• Data supplied
* BEGIN *

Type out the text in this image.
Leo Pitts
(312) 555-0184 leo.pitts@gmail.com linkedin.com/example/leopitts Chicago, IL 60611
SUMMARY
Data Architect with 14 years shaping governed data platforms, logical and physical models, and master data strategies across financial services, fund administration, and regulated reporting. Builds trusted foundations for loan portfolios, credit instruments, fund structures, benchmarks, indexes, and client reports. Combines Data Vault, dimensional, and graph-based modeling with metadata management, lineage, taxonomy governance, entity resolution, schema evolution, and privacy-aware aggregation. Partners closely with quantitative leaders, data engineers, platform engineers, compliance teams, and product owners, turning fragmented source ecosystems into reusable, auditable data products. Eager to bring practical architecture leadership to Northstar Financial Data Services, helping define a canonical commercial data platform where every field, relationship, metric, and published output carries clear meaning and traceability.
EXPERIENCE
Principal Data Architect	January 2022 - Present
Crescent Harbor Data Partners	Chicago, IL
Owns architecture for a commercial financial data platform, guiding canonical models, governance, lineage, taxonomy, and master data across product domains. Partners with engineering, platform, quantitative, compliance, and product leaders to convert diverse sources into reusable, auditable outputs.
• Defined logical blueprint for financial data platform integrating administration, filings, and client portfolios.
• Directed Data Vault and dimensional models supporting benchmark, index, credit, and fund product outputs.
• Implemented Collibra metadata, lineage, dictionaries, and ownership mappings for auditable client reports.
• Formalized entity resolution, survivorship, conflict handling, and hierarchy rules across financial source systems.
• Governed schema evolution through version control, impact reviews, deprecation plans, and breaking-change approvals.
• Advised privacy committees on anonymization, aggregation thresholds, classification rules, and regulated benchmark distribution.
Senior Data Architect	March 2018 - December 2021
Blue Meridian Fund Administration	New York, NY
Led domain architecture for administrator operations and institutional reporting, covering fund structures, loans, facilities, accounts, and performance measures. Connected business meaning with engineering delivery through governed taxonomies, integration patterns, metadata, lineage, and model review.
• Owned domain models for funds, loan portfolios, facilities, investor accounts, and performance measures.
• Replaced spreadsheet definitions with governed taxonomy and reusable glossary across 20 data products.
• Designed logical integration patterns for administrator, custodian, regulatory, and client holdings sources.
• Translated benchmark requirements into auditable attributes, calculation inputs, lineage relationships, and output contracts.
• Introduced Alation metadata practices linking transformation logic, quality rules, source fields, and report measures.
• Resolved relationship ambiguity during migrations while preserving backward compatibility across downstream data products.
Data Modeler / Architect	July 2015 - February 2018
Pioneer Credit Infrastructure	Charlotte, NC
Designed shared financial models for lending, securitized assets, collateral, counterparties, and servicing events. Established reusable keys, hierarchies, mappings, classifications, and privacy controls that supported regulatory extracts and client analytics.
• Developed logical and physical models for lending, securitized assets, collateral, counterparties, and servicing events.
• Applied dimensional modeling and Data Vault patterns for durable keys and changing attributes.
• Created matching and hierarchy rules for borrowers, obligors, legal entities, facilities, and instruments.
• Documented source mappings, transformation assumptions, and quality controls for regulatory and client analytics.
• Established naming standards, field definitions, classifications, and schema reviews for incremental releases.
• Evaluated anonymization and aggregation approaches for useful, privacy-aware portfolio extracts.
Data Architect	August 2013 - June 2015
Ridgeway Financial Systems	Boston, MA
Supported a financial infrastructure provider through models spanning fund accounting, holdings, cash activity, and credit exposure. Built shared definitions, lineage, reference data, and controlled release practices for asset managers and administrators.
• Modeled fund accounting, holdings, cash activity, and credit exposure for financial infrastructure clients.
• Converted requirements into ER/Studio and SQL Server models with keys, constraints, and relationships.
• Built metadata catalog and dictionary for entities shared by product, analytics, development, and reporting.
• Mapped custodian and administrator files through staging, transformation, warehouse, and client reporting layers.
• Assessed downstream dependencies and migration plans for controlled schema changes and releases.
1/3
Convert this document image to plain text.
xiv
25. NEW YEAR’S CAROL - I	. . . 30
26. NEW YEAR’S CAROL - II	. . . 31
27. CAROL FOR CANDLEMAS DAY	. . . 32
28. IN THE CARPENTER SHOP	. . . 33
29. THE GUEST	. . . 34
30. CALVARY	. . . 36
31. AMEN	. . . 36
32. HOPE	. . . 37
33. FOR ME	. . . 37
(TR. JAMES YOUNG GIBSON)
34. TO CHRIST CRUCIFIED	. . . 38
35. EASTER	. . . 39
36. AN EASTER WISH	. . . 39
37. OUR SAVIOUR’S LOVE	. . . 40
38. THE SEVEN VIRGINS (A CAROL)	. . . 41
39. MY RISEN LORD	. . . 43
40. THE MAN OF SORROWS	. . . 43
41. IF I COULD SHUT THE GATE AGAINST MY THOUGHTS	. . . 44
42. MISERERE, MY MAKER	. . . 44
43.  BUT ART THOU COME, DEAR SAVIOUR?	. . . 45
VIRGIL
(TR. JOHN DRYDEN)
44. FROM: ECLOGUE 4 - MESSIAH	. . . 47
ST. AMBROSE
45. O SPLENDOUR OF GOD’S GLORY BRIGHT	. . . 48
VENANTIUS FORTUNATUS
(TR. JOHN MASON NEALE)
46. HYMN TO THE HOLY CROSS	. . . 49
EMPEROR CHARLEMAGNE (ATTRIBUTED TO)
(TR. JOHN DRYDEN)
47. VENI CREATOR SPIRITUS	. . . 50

* END *

• What is expected
Set all of the entries down again, exactly as they were given.

• Task solution
Type out the text in this image.
Leo Pitts
(312) 555-0184 leo.pitts@gmail.com linkedin.com/example/leopitts Chicago, IL 60611
SUMMARY
Data Architect with 14 years shaping governed data platforms, logical and physical models, and master data strategies across financial services, fund administration, and regulated reporting. Builds trusted foundations for loan portfolios, credit instruments, fund structures, benchmarks, indexes, and client reports. Combines Data Vault, dimensional, and graph-based modeling with metadata management, lineage, taxonomy governance, entity resolution, schema evolution, and privacy-aware aggregation. Partners closely with quantitative leaders, data engineers, platform engineers, compliance teams, and product owners, turning fragmented source ecosystems into reusable, auditable data products. Eager to bring practical architecture leadership to Northstar Financial Data Services, helping define a canonical commercial data platform where every field, relationship, metric, and published output carries clear meaning and traceability.
EXPERIENCE
Principal Data Architect	January 2022 - Present
Crescent Harbor Data Partners	Chicago, IL
Owns architecture for a commercial financial data platform, guiding canonical models, governance, lineage, taxonomy, and master data across product domains. Partners with engineering, platform, quantitative, compliance, and product leaders to convert diverse sources into reusable, auditable outputs.
• Defined logical blueprint for financial data platform integrating administration, filings, and client portfolios.
• Directed Data Vault and dimensional models supporting benchmark, index, credit, and fund product outputs.
• Implemented Collibra metadata, lineage, dictionaries, and ownership mappings for auditable client reports.
• Formalized entity resolution, survivorship, conflict handling, and hierarchy rules across financial source systems.
• Governed schema evolution through version control, impact reviews, deprecation plans, and breaking-change approvals.
• Advised privacy committees on anonymization, aggregation thresholds, classification rules, and regulated benchmark distribution.
Senior Data Architect	March 2018 - December 2021
Blue Meridian Fund Administration	New York, NY
Led domain architecture for administrator operations and institutional reporting, covering fund structures, loans, facilities, accounts, and performance measures. Connected business meaning with engineering delivery through governed taxonomies, integration patterns, metadata, lineage, and model review.
• Owned domain models for funds, loan portfolios, facilities, investor accounts, and performance measures.
• Replaced spreadsheet definitions with governed taxonomy and reusable glossary across 20 data products.
• Designed logical integration patterns for administrator, custodian, regulatory, and client holdings sources.
• Translated benchmark requirements into auditable attributes, calculation inputs, lineage relationships, and output contracts.
• Introduced Alation metadata practices linking transformation logic, quality rules, source fields, and report measures.
• Resolved relationship ambiguity during migrations while preserving backward compatibility across downstream data products.
Data Modeler / Architect	July 2015 - February 2018
Pioneer Credit Infrastructure	Charlotte, NC
Designed shared financial models for lending, securitized assets, collateral, counterparties, and servicing events. Established reusable keys, hierarchies, mappings, classifications, and privacy controls that supported regulatory extracts and client analytics.
• Developed logical and physical models for lending, securitized assets, collateral, counterparties, and servicing events.
• Applied dimensional modeling and Data Vault patterns for durable keys and changing attributes.
• Created matching and hierarchy rules for borrowers, obligors, legal entities, facilities, and instruments.
• Documented source mappings, transformation assumptions, and quality controls for regulatory and client analytics.
• Established naming standards, field definitions, classifications, and schema reviews for incremental releases.
• Evaluated anonymization and aggregation approaches for useful, privacy-aware portfolio extracts.
Data Architect	August 2013 - June 2015
Ridgeway Financial Systems	Boston, MA
Supported a financial infrastructure provider through models spanning fund accounting, holdings, cash activity, and credit exposure. Built shared definitions, lineage, reference data, and controlled release practices for asset managers and administrators.
• Modeled fund accounting, holdings, cash activity, and credit exposure for financial infrastructure clients.
• Converted requirements into ER/Studio and SQL Server models with keys, constraints, and relationships.
• Built metadata catalog and dictionary for entities shared by product, analytics, development, and reporting.
• Mapped custodian and administrator files through staging, transformation, warehouse, and client reporting layers.
• Assessed downstream dependencies and migration plans for controlled schema changes and releases.
1/3
Convert this document image to plain text.
xiv
25. NEW YEAR’S CAROL - I	. . . 30
26. NEW YEAR’S CAROL - II	. . . 31
27. CAROL FOR CANDLEMAS DAY	. . . 32
28. IN THE CARPENTER SHOP	. . . 33
29. THE GUEST	. . . 34
30. CALVARY	. . . 36
31. AMEN	. . . 36
32. HOPE	. . . 37
33. FOR ME	. . . 37
(TR. JAMES YOUNG GIBSON)
34. TO CHRIST CRUCIFIED	. . . 38
35. EASTER	. . . 39
36. AN EASTER WISH	. . . 39
37. OUR SAVIOUR’S LOVE	. . . 40
38. THE SEVEN VIRGINS (A CAROL)	. . . 41
39. MY RISEN LORD	. . . 43
40. THE MAN OF SORROWS	. . . 43
41. IF I COULD SHUT THE GATE AGAINST MY THOUGHTS	. . . 44
42. MISERERE, MY MAKER	. . . 44
43.  BUT ART THOU COME, DEAR SAVIOUR?	. . . 45
VIRGIL
(TR. JOHN DRYDEN)
44. FROM: ECLOGUE 4 - MESSIAH	. . . 47
ST. AMBROSE
45. O SPLENDOUR OF GOD’S GLORY BRIGHT	. . . 48
VENANTIUS FORTUNATUS
(TR. JOHN MASON NEALE)
46. HYMN TO THE HOLY CROSS	. . . 49
EMPEROR CHARLEMAGNE (ATTRIBUTED TO)
(TR. JOHN DRYDEN)
47. VENI CREATOR SPIRITUS	. . . 50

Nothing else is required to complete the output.